◆ **TASK DIRECTIONS**: Render the lines below as a two-column Markdown table headed Row and Line, numbering each row and omitting blank lines.

-- BEGIN DATA LISTING --

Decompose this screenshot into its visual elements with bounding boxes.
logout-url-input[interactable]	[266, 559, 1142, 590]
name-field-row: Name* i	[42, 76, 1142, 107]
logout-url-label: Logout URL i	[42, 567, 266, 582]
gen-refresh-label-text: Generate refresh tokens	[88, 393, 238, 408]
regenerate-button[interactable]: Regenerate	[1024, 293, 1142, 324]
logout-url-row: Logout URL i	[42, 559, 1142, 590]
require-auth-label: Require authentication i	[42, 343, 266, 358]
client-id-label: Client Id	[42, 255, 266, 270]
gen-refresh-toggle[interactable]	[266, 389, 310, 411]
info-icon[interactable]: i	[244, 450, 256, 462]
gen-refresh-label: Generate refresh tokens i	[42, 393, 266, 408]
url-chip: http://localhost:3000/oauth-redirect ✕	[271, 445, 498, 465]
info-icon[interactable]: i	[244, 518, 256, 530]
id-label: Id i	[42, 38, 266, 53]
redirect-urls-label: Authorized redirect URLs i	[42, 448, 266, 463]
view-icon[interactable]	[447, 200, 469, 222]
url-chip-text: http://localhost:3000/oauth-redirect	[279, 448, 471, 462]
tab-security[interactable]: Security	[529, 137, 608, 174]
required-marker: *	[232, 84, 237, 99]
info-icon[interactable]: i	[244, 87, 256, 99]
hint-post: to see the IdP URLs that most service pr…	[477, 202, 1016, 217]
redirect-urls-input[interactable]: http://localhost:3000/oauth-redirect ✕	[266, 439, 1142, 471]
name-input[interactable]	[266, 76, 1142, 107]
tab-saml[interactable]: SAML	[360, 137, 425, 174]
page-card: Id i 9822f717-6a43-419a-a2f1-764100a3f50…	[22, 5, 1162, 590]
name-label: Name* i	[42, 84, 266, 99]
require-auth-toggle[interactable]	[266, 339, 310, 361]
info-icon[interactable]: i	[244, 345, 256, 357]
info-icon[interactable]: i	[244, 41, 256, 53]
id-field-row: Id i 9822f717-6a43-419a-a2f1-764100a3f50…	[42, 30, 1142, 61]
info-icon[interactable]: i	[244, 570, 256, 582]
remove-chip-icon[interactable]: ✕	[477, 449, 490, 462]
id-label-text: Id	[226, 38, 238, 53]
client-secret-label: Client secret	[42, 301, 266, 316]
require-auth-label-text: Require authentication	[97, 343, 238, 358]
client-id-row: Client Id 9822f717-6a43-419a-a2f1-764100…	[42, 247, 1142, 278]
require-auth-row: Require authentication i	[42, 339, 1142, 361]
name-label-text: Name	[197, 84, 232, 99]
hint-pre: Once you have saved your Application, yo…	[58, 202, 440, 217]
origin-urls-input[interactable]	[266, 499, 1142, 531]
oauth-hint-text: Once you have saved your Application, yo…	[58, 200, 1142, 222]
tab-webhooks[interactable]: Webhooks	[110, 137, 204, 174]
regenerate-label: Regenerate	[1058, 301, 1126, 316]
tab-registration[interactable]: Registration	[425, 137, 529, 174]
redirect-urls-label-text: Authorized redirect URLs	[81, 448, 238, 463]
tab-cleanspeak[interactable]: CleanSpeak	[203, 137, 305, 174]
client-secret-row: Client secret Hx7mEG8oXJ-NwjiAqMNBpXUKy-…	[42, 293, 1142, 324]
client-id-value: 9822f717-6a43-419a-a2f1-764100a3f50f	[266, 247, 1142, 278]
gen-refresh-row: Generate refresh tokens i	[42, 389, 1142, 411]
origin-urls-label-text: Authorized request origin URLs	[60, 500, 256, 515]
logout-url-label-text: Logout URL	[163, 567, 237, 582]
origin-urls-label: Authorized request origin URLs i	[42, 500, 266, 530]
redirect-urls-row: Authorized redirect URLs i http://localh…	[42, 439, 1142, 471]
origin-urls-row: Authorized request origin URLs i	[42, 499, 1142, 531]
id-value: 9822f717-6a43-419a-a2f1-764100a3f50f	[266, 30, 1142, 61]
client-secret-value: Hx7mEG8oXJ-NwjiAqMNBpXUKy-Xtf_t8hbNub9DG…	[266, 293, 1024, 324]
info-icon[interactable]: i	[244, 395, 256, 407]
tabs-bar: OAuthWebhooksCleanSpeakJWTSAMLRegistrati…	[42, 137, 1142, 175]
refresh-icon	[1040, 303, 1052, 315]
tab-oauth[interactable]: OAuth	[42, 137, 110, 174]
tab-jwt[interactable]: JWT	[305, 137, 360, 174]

-- END DATA LISTING --

◆ **EXERCISE OUTPUT**:
| Row | Line |
|---|---|
| 1 | Decompose this screenshot into its visual elements with bounding boxes. |
| 2 | logout-url-input[interactable]	[266, 559, 1142, 590] |
| 3 | name-field-row: Name* i	[42, 76, 1142, 107] |
| 4 | logout-url-label: Logout URL i	[42, 567, 266, 582] |
| 5 | gen-refresh-label-text: Generate refresh tokens	[88, 393, 238, 408] |
| 6 | regenerate-button[interactable]: Regenerate	[1024, 293, 1142, 324] |
| 7 | logout-url-row: Logout URL i	[42, 559, 1142, 590] |
| 8 | require-auth-label: Require authentication i	[42, 343, 266, 358] |
| 9 | client-id-label: Client Id	[42, 255, 266, 270] |
| 10 | gen-refresh-toggle[interactable]	[266, 389, 310, 411] |
| 11 | info-icon[interactable]: i	[244, 450, 256, 462] |
| 12 | gen-refresh-label: Generate refresh tokens i	[42, 393, 266, 408] |
| 13 | url-chip: http://localhost:3000/oauth-redirect ✕	[271, 445, 498, 465] |
| 14 | info-icon[interactable]: i	[244, 518, 256, 530] |
| 15 | id-label: Id i	[42, 38, 266, 53] |
| 16 | redirect-urls-label: Authorized redirect URLs i	[42, 448, 266, 463] |
| 17 | view-icon[interactable]	[447, 200, 469, 222] |
| 18 | url-chip-text: http://localhost:3000/oauth-redirect	[279, 448, 471, 462] |
| 19 | tab-security[interactable]: Security	[529, 137, 608, 174] |
| 20 | required-marker: *	[232, 84, 237, 99] |
| 21 | info-icon[interactable]: i	[244, 87, 256, 99] |
| 22 | hint-post: to see the IdP URLs that most service pr…	[477, 202, 1016, 217] |
| 23 | redirect-urls-input[interactable]: http://localhost:3000/oauth-redirect ✕	[266, 439, 1142, 471] |
| 24 | name-input[interactable]	[266, 76, 1142, 107] |
| 25 | tab-saml[interactable]: SAML	[360, 137, 425, 174] |
| 26 | page-card: Id i 9822f717-6a43-419a-a2f1-764100a3f50…	[22, 5, 1162, 590] |
| 27 | name-label: Name* i	[42, 84, 266, 99] |
| 28 | require-auth-toggle[interactable]	[266, 339, 310, 361] |
| 29 | info-icon[interactable]: i	[244, 345, 256, 357] |
| 30 | info-icon[interactable]: i	[244, 41, 256, 53] |
| 31 | id-field-row: Id i 9822f717-6a43-419a-a2f1-764100a3f50…	[42, 30, 1142, 61] |
| 32 | info-icon[interactable]: i	[244, 570, 256, 582] |
| 33 | remove-chip-icon[interactable]: ✕	[477, 449, 490, 462] |
| 34 | id-label-text: Id	[226, 38, 238, 53] |
| 35 | client-secret-label: Client secret	[42, 301, 266, 316] |
| 36 | require-auth-label-text: Require authentication	[97, 343, 238, 358] |
| 37 | client-id-row: Client Id 9822f717-6a43-419a-a2f1-764100…	[42, 247, 1142, 278] |
| 38 | require-auth-row: Require authentication i	[42, 339, 1142, 361] |
| 39 | name-label-text: Name	[197, 84, 232, 99] |
| 40 | hint-pre: Once you have saved your Application, yo…	[58, 202, 440, 217] |
| 41 | origin-urls-input[interactable]	[266, 499, 1142, 531] |
| 42 | oauth-hint-text: Once you have saved your Application, yo…	[58, 200, 1142, 222] |
| 43 | tab-webhooks[interactable]: Webhooks	[110, 137, 204, 174] |
| 44 | regenerate-label: Regenerate	[1058, 301, 1126, 316] |
| 45 | tab-registration[interactable]: Registration	[425, 137, 529, 174] |
| 46 | redirect-urls-label-text: Authorized redirect URLs	[81, 448, 238, 463] |
| 47 | tab-cleanspeak[interactable]: CleanSpeak	[203, 137, 305, 174] |
| 48 | client-secret-row: Client secret Hx7mEG8oXJ-NwjiAqMNBpXUKy-…	[42, 293, 1142, 324] |
| 49 | client-id-value: 9822f717-6a43-419a-a2f1-764100a3f50f	[266, 247, 1142, 278] |
| 50 | gen-refresh-row: Generate refresh tokens i	[42, 389, 1142, 411] |
| 51 | origin-urls-label-text: Authorized request origin URLs	[60, 500, 256, 515] |
| 52 | logout-url-label-text: Logout URL	[163, 567, 237, 582] |
| 53 | origin-urls-label: Authorized request origin URLs i	[42, 500, 266, 530] |
| 54 | redirect-urls-row: Authorized redirect URLs i http://localh…	[42, 439, 1142, 471] |
| 55 | origin-urls-row: Authorized request origin URLs i	[42, 499, 1142, 531] |
| 56 | id-value: 9822f717-6a43-419a-a2f1-764100a3f50f	[266, 30, 1142, 61] |
| 57 | client-secret-value: Hx7mEG8oXJ-NwjiAqMNBpXUKy-Xtf_t8hbNub9DG…	[266, 293, 1024, 324] |
| 58 | info-icon[interactable]: i	[244, 395, 256, 407] |
| 59 | tabs-bar: OAuthWebhooksCleanSpeakJWTSAMLRegistrati…	[42, 137, 1142, 175] |
| 60 | refresh-icon	[1040, 303, 1052, 315] |
| 61 | tab-oauth[interactable]: OAuth	[42, 137, 110, 174] |
| 62 | tab-jwt[interactable]: JWT	[305, 137, 360, 174] |